Listings of element locations:
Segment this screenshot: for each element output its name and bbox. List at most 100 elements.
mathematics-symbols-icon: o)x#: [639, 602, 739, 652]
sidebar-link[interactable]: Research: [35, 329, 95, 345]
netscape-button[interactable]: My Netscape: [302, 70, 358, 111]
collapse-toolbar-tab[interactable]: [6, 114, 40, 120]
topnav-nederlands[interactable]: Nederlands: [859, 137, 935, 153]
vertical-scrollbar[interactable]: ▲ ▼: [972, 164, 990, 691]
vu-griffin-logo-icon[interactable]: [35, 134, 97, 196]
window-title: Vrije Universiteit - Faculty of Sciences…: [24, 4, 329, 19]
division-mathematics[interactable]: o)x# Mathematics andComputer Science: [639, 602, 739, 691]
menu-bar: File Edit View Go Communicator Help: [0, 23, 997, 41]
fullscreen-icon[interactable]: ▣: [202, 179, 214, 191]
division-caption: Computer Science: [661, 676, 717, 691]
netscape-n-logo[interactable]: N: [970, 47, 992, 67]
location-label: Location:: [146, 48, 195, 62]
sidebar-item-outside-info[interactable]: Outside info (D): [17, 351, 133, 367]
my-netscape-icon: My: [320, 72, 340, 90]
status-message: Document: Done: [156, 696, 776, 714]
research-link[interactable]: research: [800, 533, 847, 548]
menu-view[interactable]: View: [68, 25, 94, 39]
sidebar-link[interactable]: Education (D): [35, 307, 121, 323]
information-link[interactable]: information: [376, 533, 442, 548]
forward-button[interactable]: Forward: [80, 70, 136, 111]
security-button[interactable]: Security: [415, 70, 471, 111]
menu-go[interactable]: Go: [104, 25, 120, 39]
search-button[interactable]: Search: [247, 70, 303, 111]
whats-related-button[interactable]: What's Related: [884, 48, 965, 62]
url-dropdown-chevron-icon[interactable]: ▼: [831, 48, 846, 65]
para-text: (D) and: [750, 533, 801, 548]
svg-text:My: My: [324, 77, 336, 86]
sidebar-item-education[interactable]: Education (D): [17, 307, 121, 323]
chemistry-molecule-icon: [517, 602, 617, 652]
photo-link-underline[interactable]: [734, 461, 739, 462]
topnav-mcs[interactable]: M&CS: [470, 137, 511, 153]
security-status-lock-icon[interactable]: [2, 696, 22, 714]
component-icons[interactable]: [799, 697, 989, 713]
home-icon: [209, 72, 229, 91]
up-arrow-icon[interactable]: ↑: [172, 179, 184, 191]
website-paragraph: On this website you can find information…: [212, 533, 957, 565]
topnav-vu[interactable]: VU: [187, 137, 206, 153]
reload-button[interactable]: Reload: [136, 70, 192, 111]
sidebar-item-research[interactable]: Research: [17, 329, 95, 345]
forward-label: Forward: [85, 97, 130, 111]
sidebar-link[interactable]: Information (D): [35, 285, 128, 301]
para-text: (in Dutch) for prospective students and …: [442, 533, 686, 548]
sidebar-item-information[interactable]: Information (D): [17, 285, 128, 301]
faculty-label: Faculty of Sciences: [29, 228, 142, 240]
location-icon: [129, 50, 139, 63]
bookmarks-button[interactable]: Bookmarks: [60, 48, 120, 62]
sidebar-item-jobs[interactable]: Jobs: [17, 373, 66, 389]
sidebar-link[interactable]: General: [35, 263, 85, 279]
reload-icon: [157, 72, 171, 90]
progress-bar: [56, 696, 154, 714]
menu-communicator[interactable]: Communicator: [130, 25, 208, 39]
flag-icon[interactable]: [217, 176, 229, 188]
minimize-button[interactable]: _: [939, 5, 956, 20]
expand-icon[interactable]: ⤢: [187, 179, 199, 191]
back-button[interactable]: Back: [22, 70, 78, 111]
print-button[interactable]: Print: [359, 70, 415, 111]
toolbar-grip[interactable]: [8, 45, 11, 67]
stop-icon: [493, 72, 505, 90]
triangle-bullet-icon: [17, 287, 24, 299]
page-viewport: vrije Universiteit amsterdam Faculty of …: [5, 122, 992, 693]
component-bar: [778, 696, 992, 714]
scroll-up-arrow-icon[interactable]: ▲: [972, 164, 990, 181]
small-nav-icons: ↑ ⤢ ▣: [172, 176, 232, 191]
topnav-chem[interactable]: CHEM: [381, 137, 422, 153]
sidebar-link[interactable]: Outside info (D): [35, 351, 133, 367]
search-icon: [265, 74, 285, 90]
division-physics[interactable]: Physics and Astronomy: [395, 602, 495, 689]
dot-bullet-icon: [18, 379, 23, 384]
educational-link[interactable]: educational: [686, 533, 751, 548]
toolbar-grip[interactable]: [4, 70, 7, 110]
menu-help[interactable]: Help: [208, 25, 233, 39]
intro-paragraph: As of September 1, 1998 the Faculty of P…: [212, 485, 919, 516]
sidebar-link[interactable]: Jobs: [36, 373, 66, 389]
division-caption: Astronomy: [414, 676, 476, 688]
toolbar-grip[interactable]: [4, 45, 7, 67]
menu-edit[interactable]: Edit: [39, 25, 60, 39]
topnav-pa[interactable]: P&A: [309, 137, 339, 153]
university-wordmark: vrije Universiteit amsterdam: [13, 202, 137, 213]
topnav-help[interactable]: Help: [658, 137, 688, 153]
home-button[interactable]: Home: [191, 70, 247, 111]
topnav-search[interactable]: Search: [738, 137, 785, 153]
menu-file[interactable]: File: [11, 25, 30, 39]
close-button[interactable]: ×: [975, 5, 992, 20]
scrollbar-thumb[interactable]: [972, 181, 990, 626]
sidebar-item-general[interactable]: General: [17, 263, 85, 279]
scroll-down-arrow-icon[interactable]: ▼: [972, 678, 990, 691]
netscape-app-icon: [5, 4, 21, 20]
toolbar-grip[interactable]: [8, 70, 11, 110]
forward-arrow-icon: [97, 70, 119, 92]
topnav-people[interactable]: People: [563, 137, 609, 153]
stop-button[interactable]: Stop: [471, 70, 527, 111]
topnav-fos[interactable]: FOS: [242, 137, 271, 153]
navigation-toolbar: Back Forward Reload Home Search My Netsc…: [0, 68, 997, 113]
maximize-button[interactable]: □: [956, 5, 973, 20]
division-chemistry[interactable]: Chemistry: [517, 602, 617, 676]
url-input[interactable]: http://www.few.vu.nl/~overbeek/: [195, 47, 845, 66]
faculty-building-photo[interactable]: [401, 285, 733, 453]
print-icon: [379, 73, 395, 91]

▶ _What is required_: Please copy the material word for word, from its first line through the line that contains "collapse-toolbar-tab[interactable]: [6, 114, 40, 120]", including both of those lines.

▶ _Exercise response_:
Segment this screenshot: for each element output its name and bbox. List at most 100 elements.
mathematics-symbols-icon: o)x#: [639, 602, 739, 652]
sidebar-link[interactable]: Research: [35, 329, 95, 345]
netscape-button[interactable]: My Netscape: [302, 70, 358, 111]
collapse-toolbar-tab[interactable]: [6, 114, 40, 120]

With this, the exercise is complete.